◆ Stated exercise ◆
Please report every line from the material that contains the word "length".
START Data rows
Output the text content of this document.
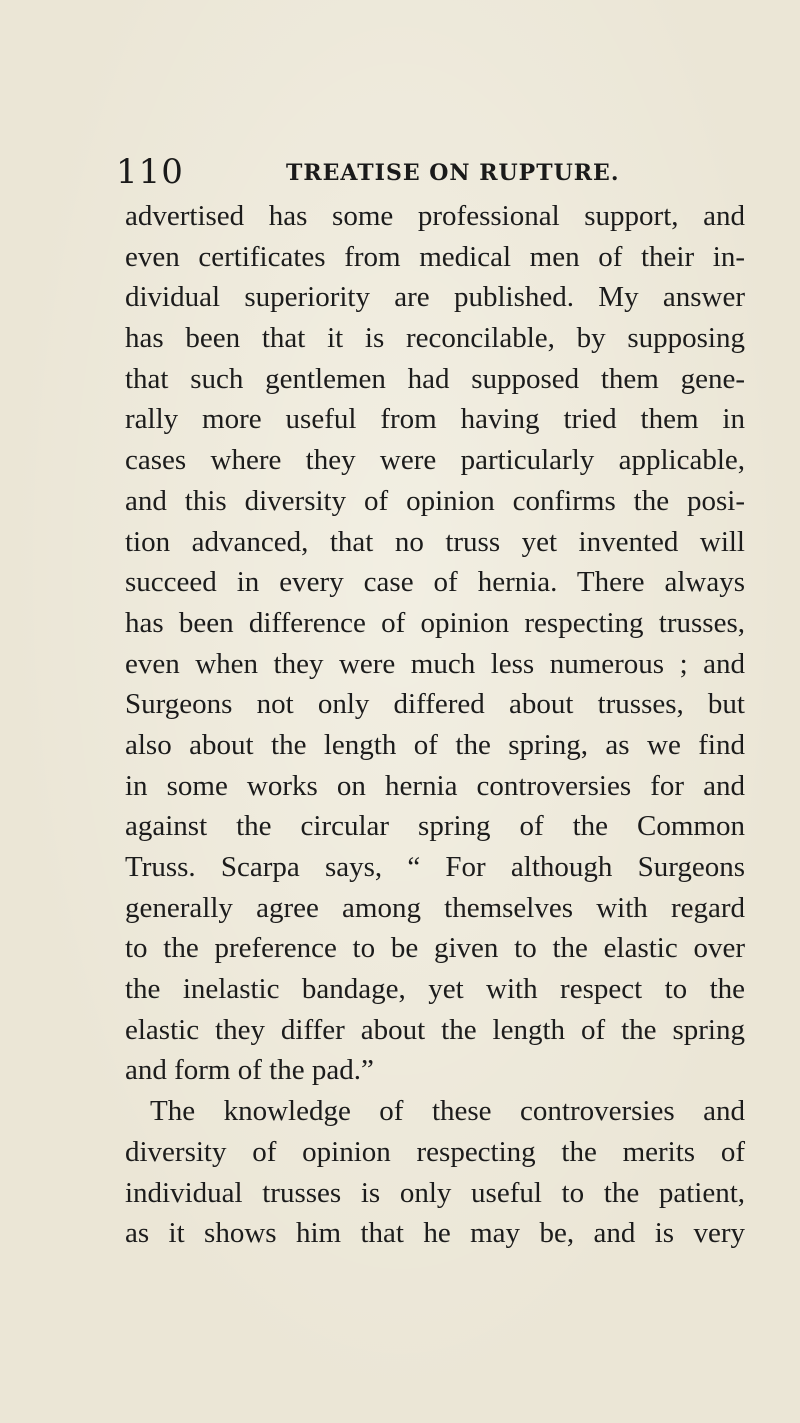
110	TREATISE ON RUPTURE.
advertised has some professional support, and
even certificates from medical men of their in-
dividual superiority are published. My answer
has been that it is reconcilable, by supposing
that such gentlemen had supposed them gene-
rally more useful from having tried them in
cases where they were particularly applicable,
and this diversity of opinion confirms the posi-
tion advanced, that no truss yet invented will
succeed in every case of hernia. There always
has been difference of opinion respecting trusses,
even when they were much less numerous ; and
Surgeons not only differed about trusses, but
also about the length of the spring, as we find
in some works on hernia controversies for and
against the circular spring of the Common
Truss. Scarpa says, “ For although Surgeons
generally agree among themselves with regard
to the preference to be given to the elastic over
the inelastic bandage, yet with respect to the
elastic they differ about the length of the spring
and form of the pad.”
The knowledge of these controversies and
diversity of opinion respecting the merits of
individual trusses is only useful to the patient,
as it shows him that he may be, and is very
END Data rows
◆ Answer to this problem ◆
also about the length of the spring, as we find
elastic they differ about the length of the spring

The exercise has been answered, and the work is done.